-- Start Data for this exercise --
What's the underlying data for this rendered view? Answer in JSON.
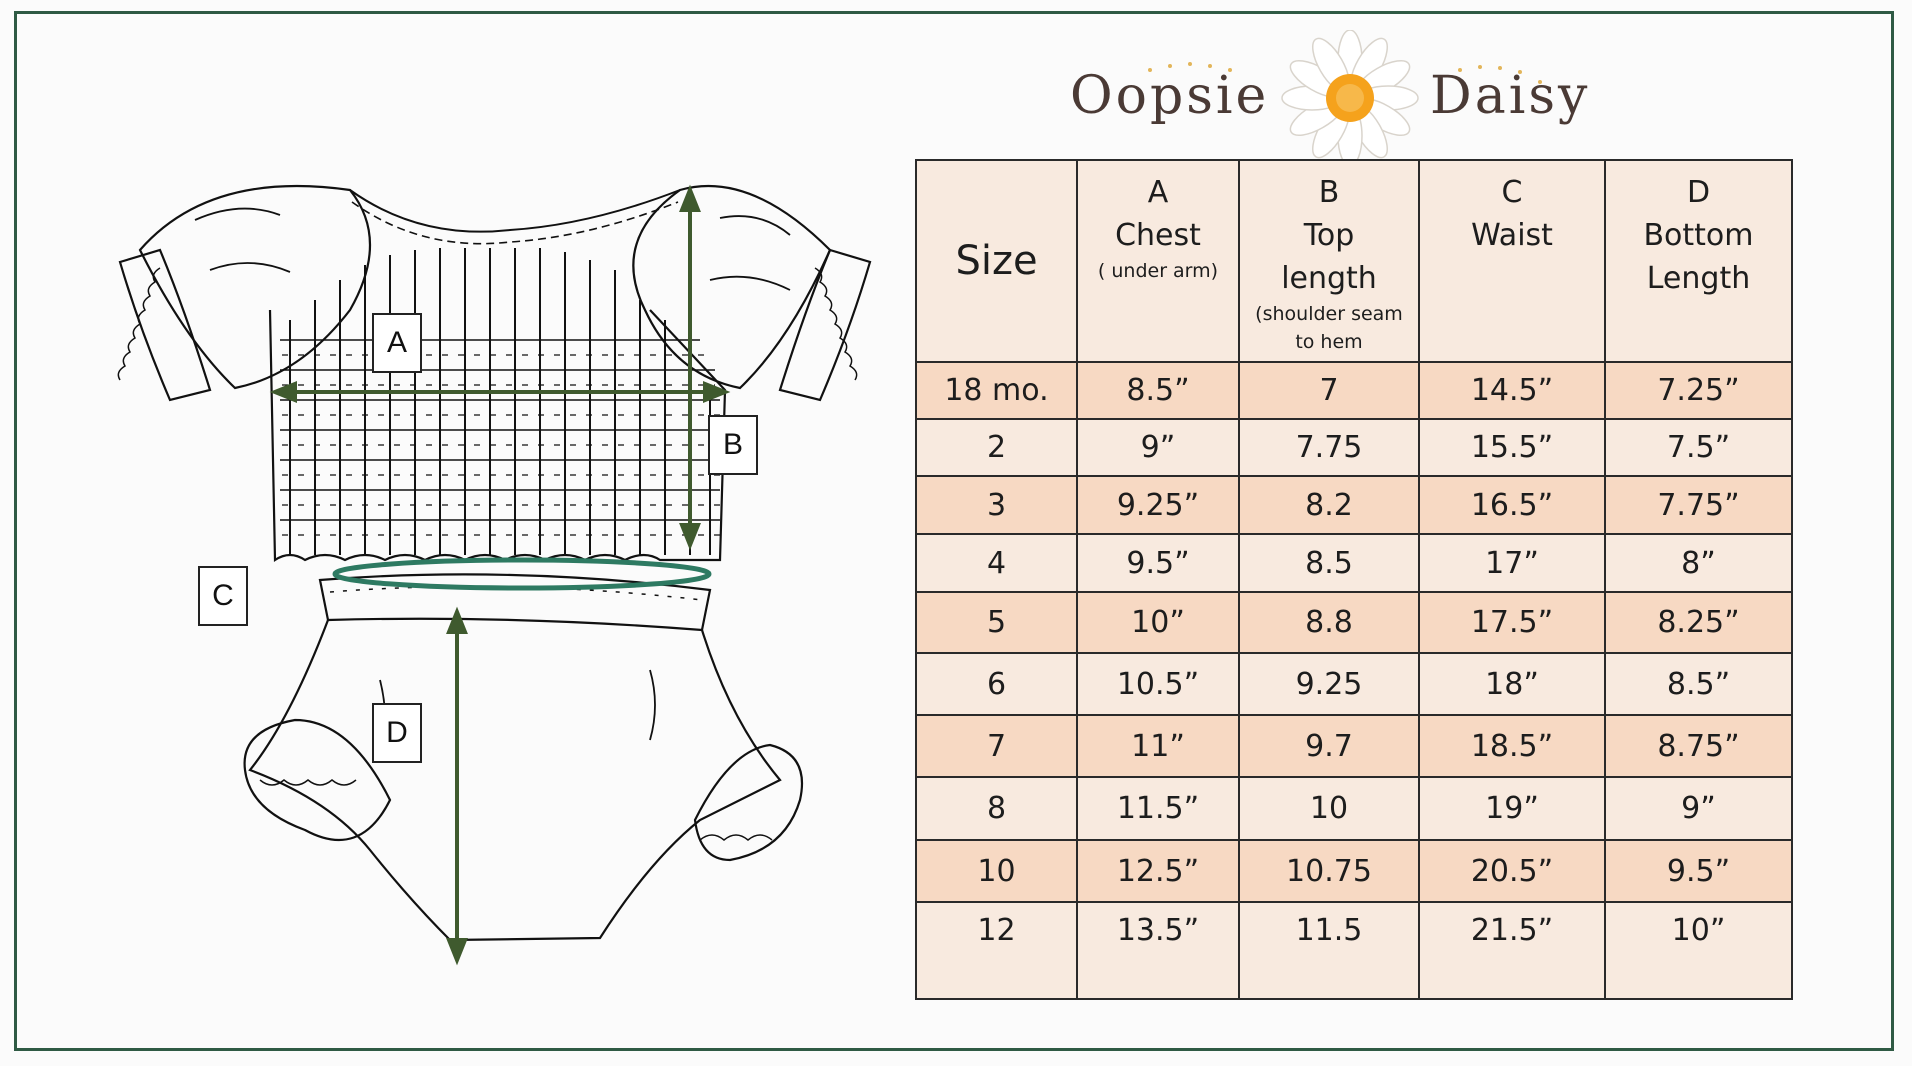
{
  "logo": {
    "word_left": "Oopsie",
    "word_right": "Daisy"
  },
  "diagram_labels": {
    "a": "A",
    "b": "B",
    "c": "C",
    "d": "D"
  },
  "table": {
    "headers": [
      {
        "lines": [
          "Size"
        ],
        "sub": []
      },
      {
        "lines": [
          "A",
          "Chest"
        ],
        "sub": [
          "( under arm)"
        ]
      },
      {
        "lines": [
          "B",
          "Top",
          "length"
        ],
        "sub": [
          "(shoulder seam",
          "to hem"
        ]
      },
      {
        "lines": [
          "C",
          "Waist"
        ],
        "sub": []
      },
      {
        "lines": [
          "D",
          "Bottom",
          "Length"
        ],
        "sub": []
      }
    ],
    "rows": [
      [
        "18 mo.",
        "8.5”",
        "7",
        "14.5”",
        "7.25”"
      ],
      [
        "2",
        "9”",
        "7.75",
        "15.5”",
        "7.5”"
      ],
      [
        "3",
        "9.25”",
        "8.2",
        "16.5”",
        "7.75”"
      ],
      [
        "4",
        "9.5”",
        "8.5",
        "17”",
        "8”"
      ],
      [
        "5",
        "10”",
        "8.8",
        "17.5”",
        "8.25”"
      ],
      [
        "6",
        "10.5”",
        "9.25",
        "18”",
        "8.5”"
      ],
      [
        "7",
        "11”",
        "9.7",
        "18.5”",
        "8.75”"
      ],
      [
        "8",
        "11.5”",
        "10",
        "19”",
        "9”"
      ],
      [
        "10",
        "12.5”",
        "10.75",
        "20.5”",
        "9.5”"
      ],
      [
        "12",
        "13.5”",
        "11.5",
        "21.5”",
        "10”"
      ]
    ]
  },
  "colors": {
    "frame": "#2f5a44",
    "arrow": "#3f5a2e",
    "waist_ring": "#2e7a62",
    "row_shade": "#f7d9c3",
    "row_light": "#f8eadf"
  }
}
-- End Data for this exercise --
-- Start Data for this exercise --
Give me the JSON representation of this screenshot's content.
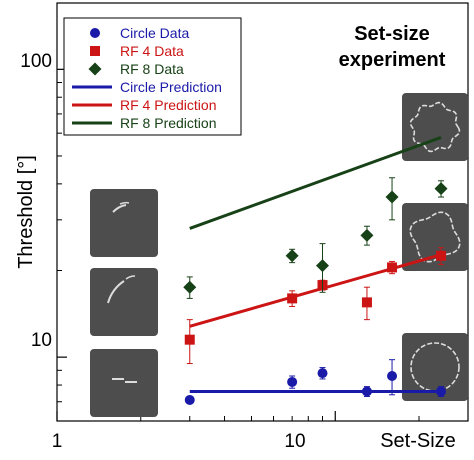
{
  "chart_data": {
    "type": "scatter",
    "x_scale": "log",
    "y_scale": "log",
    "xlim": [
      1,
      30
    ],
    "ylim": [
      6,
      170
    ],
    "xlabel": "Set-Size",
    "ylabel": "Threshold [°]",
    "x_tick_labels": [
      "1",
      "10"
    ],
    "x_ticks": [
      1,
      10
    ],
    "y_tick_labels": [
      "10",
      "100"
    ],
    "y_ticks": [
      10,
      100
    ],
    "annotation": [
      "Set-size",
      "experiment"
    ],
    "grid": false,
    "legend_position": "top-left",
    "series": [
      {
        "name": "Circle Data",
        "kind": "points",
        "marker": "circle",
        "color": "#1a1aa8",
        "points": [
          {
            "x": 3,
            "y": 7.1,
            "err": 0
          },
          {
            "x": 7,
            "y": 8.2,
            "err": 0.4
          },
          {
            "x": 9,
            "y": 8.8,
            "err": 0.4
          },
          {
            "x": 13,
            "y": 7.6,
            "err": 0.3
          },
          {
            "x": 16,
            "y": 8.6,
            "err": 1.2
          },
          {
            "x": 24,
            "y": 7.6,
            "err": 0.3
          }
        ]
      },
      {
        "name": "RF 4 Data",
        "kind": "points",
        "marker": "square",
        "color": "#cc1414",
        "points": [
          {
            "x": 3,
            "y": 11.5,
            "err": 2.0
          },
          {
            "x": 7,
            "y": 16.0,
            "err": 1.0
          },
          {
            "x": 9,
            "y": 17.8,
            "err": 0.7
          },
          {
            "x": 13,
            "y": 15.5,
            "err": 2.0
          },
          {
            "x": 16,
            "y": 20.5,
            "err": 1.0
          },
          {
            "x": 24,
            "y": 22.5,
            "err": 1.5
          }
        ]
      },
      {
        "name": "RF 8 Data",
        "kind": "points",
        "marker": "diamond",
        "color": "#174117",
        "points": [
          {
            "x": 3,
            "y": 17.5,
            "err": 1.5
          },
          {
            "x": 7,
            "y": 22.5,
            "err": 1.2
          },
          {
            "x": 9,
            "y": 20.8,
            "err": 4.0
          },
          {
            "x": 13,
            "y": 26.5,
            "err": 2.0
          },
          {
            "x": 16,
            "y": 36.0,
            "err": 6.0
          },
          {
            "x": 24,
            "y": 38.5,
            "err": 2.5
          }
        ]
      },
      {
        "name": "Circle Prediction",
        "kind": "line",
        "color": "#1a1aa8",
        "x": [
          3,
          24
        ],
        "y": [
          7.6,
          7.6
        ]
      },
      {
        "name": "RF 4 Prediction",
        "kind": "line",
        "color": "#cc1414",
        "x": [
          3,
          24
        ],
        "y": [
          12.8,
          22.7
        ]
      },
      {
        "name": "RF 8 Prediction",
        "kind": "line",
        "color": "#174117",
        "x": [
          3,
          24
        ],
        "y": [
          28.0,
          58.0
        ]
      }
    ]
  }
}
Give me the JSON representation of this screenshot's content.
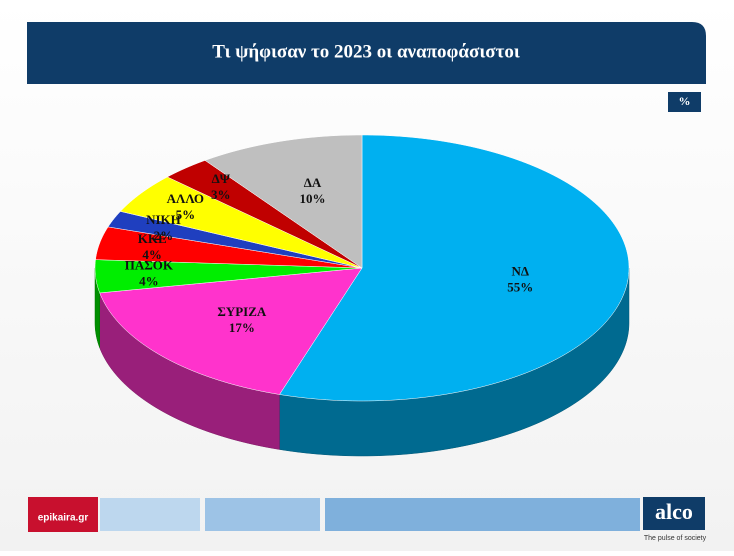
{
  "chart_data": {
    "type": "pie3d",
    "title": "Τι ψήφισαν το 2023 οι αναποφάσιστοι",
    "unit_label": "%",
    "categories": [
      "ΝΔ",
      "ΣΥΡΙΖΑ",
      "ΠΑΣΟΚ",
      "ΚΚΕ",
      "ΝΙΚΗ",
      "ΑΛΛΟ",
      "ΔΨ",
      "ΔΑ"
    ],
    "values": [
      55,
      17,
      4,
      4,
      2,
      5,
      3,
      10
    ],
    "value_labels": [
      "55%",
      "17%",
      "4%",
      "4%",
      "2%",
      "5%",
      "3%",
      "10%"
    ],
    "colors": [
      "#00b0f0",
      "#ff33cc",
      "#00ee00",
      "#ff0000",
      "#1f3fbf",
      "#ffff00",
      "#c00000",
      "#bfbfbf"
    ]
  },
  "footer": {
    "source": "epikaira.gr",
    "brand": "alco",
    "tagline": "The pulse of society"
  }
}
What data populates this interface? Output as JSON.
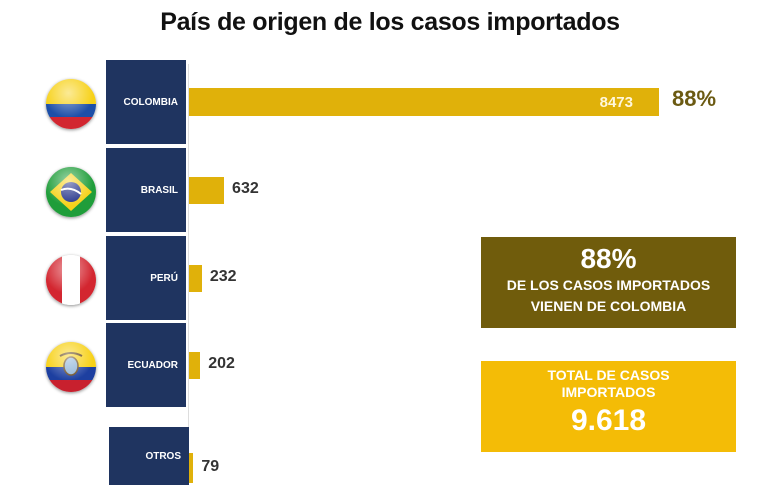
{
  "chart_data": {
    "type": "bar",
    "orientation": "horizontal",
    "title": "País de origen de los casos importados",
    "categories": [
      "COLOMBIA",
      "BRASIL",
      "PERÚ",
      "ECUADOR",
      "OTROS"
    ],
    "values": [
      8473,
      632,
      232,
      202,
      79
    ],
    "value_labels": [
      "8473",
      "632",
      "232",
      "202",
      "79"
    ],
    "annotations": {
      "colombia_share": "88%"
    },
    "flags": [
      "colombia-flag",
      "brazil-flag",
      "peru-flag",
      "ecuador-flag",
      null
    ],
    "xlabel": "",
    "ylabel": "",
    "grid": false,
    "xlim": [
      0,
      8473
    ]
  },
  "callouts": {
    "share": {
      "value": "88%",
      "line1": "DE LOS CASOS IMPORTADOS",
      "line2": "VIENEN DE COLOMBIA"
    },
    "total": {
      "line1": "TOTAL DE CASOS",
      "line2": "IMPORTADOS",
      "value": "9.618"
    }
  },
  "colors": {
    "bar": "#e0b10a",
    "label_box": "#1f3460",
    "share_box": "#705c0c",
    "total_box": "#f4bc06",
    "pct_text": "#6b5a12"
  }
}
-- End Data for this exercise --
Task details
Pick out all the lines with the word "marker" in them and copy them.

Result of this task
        "marker": "circle",
        "marker": "square",
        "marker": "diamond",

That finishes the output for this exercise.